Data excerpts
********************

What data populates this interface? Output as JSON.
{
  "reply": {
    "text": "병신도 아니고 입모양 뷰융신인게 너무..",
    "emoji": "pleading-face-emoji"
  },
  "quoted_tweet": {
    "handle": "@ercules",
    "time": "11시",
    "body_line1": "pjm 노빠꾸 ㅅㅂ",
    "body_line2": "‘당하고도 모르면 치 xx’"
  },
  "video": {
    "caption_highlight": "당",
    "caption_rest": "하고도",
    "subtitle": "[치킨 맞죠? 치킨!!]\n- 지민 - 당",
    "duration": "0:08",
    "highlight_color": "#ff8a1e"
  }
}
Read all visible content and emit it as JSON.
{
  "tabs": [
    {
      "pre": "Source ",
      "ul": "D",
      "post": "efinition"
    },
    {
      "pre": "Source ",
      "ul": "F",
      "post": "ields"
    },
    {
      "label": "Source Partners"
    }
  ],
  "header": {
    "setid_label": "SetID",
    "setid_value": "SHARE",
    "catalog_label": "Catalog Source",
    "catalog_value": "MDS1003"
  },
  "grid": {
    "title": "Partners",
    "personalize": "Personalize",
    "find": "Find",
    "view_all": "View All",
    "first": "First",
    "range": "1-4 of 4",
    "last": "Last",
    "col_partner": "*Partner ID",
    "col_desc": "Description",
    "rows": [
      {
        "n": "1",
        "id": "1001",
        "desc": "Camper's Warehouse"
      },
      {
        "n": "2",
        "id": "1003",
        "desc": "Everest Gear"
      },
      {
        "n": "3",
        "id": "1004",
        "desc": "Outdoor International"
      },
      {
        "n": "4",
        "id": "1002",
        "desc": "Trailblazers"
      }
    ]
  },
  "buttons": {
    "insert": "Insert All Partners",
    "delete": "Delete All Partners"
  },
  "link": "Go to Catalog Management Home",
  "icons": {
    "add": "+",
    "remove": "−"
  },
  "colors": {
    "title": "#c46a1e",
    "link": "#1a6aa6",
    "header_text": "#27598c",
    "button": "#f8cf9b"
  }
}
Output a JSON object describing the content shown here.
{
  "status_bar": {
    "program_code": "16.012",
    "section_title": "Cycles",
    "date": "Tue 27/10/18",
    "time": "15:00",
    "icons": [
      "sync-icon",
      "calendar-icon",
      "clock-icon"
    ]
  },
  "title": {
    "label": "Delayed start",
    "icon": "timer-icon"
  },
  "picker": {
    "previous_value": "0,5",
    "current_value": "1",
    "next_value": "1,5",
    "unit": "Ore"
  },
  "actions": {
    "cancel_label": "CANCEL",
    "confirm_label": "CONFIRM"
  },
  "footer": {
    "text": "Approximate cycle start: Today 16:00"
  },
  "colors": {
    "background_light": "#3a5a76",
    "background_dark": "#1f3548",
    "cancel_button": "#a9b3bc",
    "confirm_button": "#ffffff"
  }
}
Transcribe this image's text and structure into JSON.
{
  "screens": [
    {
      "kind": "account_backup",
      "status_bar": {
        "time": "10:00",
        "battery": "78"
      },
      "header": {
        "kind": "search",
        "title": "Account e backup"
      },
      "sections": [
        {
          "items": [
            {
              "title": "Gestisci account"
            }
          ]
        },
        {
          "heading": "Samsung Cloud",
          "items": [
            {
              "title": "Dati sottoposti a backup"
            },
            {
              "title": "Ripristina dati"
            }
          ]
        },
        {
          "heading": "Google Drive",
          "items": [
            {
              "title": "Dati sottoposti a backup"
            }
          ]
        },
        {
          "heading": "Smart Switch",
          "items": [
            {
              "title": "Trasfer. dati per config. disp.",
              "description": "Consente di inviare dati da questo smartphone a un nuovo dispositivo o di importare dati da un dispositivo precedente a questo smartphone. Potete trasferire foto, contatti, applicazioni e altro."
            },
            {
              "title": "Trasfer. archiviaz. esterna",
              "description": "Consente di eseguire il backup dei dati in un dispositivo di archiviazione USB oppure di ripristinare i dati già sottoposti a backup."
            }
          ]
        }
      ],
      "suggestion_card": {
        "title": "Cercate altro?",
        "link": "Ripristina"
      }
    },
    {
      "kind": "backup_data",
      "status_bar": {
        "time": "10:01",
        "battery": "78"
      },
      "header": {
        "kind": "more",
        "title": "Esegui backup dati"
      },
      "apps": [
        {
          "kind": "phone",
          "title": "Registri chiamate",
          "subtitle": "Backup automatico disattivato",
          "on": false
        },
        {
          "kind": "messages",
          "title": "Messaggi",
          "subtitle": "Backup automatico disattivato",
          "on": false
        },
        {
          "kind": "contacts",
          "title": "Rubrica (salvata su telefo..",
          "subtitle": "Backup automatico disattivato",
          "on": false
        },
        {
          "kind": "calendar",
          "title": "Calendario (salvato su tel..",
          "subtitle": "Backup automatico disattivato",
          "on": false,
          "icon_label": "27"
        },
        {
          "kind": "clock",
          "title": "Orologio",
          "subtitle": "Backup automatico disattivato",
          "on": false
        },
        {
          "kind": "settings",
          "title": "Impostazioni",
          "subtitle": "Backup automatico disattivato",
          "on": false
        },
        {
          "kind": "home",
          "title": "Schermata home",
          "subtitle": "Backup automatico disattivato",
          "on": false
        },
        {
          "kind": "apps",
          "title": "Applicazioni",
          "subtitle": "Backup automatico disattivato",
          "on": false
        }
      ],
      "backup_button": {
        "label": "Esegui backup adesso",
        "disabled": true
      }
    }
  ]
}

********************

Only the count is wanted: report how many lines of the material above hold the word "JSON".

* [Finished answer]: 4